[Opening TASK INPUT section]
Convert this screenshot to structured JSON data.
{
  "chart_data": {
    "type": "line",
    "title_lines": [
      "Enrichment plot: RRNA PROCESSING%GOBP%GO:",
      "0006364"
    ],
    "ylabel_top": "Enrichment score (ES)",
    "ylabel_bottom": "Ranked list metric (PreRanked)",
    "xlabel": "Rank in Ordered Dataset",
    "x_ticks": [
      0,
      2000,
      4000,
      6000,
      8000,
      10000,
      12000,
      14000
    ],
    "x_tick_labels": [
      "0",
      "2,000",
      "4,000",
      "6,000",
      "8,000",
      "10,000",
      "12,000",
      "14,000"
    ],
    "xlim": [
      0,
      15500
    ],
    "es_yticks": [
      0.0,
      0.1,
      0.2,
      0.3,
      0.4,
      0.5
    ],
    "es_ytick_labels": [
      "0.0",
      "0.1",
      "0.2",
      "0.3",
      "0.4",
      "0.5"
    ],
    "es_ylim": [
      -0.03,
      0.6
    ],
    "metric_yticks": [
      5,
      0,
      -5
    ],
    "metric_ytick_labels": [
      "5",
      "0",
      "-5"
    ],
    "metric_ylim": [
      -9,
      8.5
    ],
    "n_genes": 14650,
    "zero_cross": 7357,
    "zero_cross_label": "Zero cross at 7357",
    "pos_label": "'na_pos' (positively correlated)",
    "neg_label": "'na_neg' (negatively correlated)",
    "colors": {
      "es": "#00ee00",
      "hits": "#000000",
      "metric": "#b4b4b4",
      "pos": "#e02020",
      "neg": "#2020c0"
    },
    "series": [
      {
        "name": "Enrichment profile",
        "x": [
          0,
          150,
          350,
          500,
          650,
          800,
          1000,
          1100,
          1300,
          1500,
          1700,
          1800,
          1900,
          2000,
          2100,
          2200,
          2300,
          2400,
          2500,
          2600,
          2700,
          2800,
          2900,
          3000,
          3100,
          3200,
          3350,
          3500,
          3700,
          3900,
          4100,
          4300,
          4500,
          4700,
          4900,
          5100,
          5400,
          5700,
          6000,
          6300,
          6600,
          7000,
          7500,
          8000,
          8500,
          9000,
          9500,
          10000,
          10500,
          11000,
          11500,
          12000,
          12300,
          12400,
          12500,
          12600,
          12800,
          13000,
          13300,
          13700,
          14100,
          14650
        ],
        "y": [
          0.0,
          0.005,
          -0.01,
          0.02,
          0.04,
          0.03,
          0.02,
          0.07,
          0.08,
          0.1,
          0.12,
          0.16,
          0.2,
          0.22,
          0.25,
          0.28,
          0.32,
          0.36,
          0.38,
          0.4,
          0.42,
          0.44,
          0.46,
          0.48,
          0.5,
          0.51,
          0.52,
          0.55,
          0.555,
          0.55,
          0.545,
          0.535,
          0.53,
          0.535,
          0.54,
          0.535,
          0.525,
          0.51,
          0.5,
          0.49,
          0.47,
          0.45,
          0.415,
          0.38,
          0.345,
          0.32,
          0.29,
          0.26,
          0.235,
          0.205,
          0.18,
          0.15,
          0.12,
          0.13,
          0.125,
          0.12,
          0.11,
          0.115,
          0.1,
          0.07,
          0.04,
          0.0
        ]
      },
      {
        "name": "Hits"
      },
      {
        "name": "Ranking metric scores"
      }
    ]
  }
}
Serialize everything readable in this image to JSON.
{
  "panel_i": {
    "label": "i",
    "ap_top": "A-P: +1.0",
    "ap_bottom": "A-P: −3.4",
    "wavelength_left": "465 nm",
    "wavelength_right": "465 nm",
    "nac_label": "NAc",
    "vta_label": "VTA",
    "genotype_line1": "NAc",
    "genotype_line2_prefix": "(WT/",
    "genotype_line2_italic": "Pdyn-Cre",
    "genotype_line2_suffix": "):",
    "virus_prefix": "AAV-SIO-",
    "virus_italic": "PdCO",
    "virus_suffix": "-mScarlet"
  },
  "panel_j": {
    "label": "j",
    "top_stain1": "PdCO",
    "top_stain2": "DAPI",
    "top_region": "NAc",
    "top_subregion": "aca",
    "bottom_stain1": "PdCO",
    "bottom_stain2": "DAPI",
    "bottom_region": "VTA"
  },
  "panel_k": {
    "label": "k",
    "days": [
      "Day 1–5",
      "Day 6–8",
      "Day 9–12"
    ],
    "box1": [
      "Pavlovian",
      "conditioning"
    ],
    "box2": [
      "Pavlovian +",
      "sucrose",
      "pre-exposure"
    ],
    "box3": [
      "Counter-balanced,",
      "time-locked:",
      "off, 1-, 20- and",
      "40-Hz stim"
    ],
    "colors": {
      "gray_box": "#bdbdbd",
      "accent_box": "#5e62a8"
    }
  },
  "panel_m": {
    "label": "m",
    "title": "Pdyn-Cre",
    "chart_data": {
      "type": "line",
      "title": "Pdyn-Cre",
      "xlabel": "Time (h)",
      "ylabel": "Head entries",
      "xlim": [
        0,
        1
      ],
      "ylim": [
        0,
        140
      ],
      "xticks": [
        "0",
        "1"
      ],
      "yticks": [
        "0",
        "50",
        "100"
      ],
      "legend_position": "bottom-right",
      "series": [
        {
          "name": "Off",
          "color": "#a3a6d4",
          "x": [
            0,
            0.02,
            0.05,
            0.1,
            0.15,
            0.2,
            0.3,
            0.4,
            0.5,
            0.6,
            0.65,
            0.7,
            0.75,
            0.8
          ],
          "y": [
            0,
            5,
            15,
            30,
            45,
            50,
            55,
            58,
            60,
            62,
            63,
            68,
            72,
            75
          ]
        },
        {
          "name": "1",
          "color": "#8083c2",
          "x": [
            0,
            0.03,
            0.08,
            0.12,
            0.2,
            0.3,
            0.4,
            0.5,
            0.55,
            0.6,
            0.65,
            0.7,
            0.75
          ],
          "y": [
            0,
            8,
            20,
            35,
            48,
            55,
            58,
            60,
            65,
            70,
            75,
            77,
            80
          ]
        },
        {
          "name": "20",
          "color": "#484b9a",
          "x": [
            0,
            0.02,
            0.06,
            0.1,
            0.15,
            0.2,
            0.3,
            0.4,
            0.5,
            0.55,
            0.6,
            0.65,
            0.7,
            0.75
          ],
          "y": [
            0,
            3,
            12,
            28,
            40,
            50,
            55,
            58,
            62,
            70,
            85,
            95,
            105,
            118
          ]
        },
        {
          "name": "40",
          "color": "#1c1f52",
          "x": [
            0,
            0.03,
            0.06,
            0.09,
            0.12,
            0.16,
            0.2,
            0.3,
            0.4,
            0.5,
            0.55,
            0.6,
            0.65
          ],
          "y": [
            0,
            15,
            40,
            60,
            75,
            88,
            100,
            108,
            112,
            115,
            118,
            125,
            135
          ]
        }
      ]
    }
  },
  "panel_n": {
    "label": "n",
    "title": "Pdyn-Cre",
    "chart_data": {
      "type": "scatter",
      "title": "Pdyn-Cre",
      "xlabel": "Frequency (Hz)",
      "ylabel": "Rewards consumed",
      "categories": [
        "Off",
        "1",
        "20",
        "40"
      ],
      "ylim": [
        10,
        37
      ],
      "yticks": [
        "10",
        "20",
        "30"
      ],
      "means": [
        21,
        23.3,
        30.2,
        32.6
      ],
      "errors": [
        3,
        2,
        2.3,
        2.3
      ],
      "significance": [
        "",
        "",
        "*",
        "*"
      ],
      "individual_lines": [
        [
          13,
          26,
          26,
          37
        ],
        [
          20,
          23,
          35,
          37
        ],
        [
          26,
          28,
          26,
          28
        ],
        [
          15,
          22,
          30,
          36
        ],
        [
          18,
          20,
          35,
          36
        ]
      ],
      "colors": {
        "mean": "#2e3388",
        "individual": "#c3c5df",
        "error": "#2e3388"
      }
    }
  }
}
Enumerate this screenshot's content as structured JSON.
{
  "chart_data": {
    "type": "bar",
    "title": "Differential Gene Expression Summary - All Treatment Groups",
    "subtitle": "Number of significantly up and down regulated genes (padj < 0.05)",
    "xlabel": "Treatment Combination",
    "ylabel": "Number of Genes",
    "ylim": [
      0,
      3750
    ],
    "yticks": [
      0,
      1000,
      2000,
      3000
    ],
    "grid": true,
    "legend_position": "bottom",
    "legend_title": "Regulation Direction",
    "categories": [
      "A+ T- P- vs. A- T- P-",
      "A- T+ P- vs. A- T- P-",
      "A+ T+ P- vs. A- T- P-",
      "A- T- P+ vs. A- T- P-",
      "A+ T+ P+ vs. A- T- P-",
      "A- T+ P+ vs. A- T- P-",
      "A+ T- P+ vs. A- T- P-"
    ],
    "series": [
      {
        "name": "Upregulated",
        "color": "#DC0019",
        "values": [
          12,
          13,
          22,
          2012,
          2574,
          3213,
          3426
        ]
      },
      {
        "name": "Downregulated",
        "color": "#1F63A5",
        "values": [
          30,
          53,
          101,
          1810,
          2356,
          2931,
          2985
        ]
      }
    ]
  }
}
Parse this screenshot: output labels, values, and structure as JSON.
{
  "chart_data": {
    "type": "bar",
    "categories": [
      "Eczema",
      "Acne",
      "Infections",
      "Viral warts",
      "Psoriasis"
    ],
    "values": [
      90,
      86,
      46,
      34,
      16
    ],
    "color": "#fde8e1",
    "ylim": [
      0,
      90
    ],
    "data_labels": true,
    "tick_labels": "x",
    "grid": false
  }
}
[Closing TASK INPUT section]
= HOW TO COMPLETE THIS TASK =
Filter the preceding entries down to the lines with "xlabel".

= EXPECTED OUTPUT =
    "xlabel": "Rank in Ordered Dataset",
      "xlabel": "Time (h)",
      "xlabel": "Frequency (Hz)",
    "xlabel": "Treatment Combination",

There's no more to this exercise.